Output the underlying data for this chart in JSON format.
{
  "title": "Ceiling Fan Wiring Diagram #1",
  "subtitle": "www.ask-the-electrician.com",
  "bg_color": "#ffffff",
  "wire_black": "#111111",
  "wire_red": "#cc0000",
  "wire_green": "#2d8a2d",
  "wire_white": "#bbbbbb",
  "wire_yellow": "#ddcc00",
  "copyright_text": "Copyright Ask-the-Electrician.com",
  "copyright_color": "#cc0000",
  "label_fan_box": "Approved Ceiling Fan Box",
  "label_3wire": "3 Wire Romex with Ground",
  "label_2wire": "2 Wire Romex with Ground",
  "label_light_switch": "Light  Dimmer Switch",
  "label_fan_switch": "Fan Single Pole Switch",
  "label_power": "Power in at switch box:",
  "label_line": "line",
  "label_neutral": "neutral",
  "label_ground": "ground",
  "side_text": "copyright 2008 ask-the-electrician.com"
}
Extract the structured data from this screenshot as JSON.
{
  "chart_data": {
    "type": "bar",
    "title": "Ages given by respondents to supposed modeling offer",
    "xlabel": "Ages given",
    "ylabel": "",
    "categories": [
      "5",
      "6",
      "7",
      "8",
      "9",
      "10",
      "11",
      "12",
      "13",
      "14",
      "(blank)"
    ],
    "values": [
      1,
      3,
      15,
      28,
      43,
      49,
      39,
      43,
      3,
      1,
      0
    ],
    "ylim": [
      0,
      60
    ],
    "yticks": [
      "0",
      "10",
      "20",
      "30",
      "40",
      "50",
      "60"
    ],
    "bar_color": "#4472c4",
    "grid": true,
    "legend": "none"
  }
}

━━━━━━━━━━━━━━━━━━━━━━━━━━━━━━

→ **TASK TO CARRY OUT**
Retype the entries exactly, including every line.

→ **TASK SOLUTION**
Output the underlying data for this chart in JSON format.
{
  "title": "Ceiling Fan Wiring Diagram #1",
  "subtitle": "www.ask-the-electrician.com",
  "bg_color": "#ffffff",
  "wire_black": "#111111",
  "wire_red": "#cc0000",
  "wire_green": "#2d8a2d",
  "wire_white": "#bbbbbb",
  "wire_yellow": "#ddcc00",
  "copyright_text": "Copyright Ask-the-Electrician.com",
  "copyright_color": "#cc0000",
  "label_fan_box": "Approved Ceiling Fan Box",
  "label_3wire": "3 Wire Romex with Ground",
  "label_2wire": "2 Wire Romex with Ground",
  "label_light_switch": "Light  Dimmer Switch",
  "label_fan_switch": "Fan Single Pole Switch",
  "label_power": "Power in at switch box:",
  "label_line": "line",
  "label_neutral": "neutral",
  "label_ground": "ground",
  "side_text": "copyright 2008 ask-the-electrician.com"
}
Extract the structured data from this screenshot as JSON.
{
  "chart_data": {
    "type": "bar",
    "title": "Ages given by respondents to supposed modeling offer",
    "xlabel": "Ages given",
    "ylabel": "",
    "categories": [
      "5",
      "6",
      "7",
      "8",
      "9",
      "10",
      "11",
      "12",
      "13",
      "14",
      "(blank)"
    ],
    "values": [
      1,
      3,
      15,
      28,
      43,
      49,
      39,
      43,
      3,
      1,
      0
    ],
    "ylim": [
      0,
      60
    ],
    "yticks": [
      "0",
      "10",
      "20",
      "30",
      "40",
      "50",
      "60"
    ],
    "bar_color": "#4472c4",
    "grid": true,
    "legend": "none"
  }
}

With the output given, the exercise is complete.